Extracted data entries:
================================
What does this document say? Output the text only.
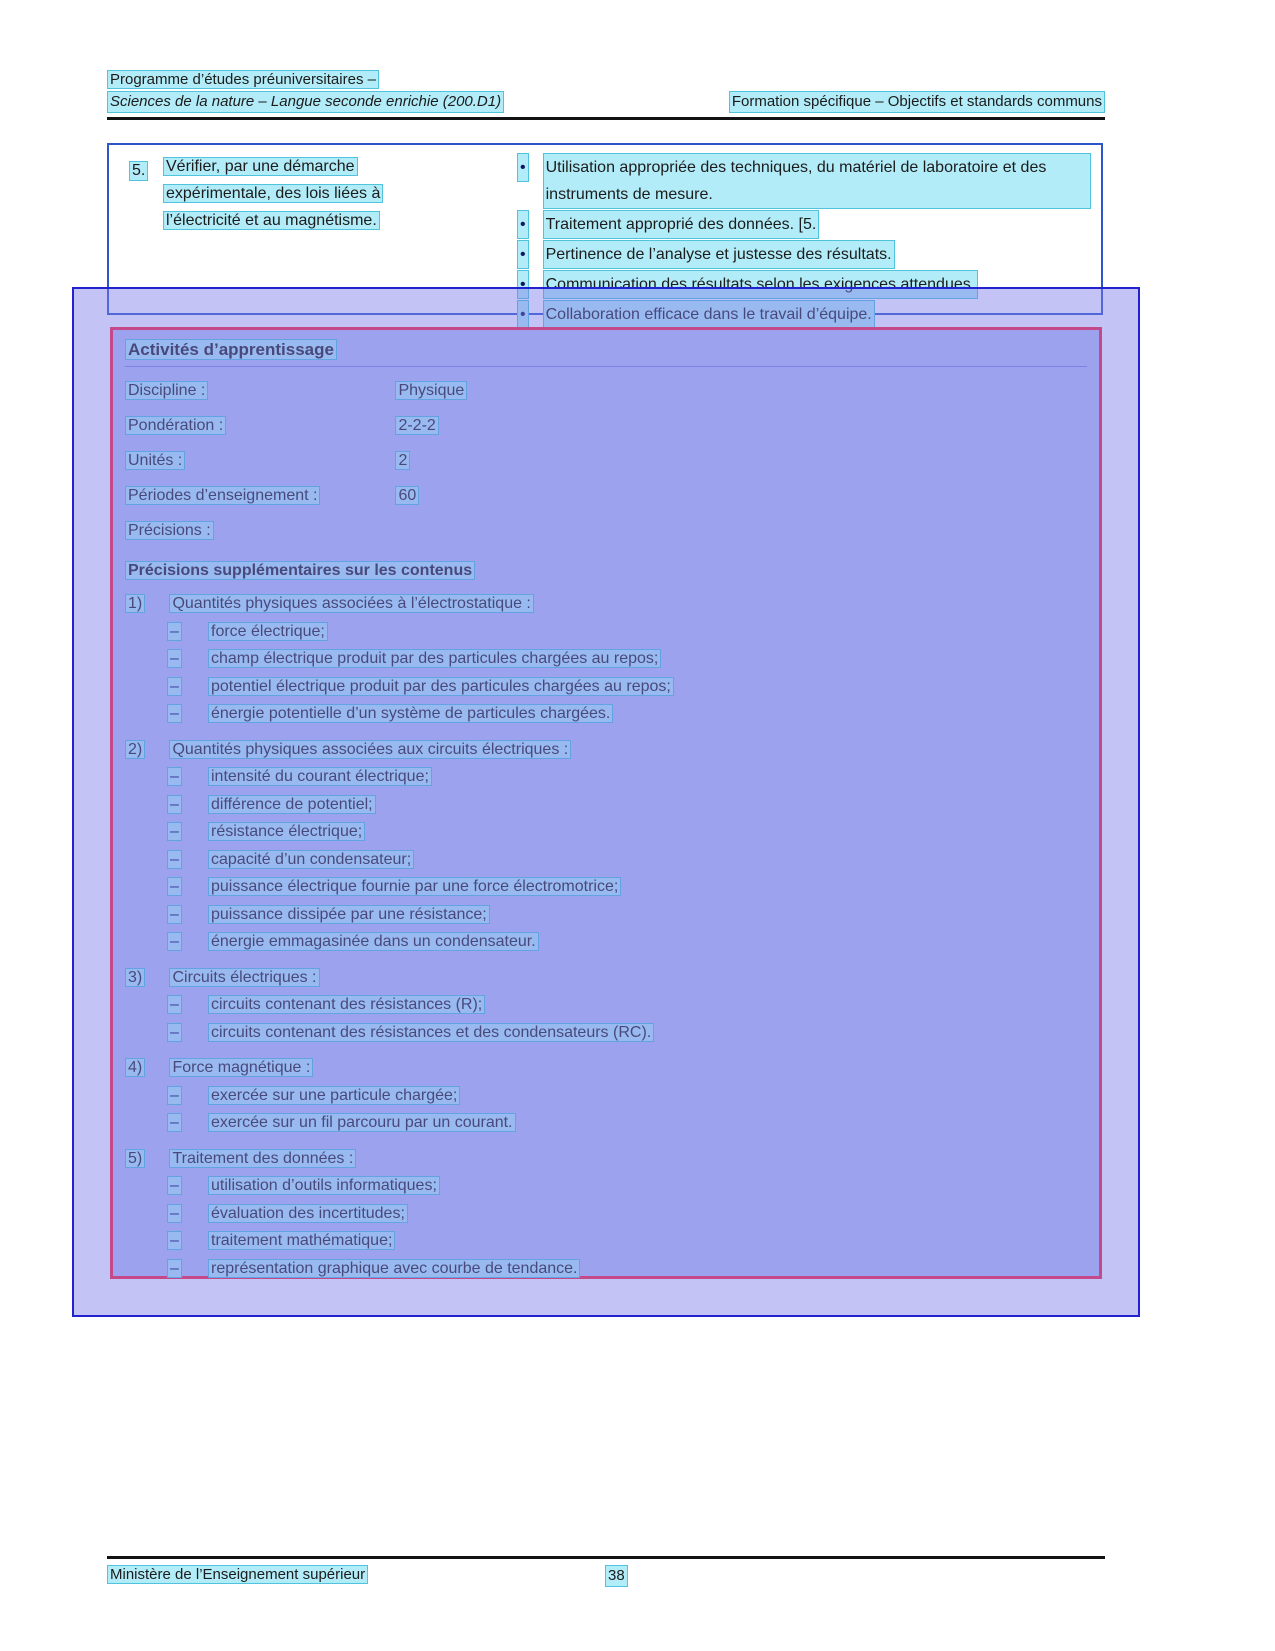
Programme d’études préuniversitaires –
Sciences de la nature – Langue seconde enrichie (200.D1)	Formation spécifique – Objectifs et standards communs
5. Vérifier, par une démarche expérimentale, des lois liées à l’électricité et au magnétisme.
• Utilisation appropriée des techniques, du matériel de laboratoire et des instruments de mesure.
• Traitement approprié des données. [5.
• Pertinence de l’analyse et justesse des résultats.
• Communication des résultats selon les exigences attendues.
• Collaboration efficace dans le travail d’équipe.
Activités d’apprentissage
Discipline :	Physique
Pondération :	2-2-2
Unités :	2
Périodes d’enseignement :	60
Précisions :
Précisions supplémentaires sur les contenus
1) Quantités physiques associées à l’électrostatique :
– force électrique;
– champ électrique produit par des particules chargées au repos;
– potentiel électrique produit par des particules chargées au repos;
– énergie potentielle d’un système de particules chargées.
2) Quantités physiques associées aux circuits électriques :
– intensité du courant électrique;
– différence de potentiel;
– résistance électrique;
– capacité d’un condensateur;
– puissance électrique fournie par une force électromotrice;
– puissance dissipée par une résistance;
– énergie emmagasinée dans un condensateur.
3) Circuits électriques :
– circuits contenant des résistances (R);
– circuits contenant des résistances et des condensateurs (RC).
4) Force magnétique :
– exercée sur une particule chargée;
– exercée sur un fil parcouru par un courant.
5) Traitement des données :
– utilisation d’outils informatiques;
– évaluation des incertitudes;
– traitement mathématique;
– représentation graphique avec courbe de tendance.
Ministère de l’Enseignement supérieur	38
================================
Task directions:
Reply with one number: the count of lines in the entries that include the word "repos".

Finished task:
2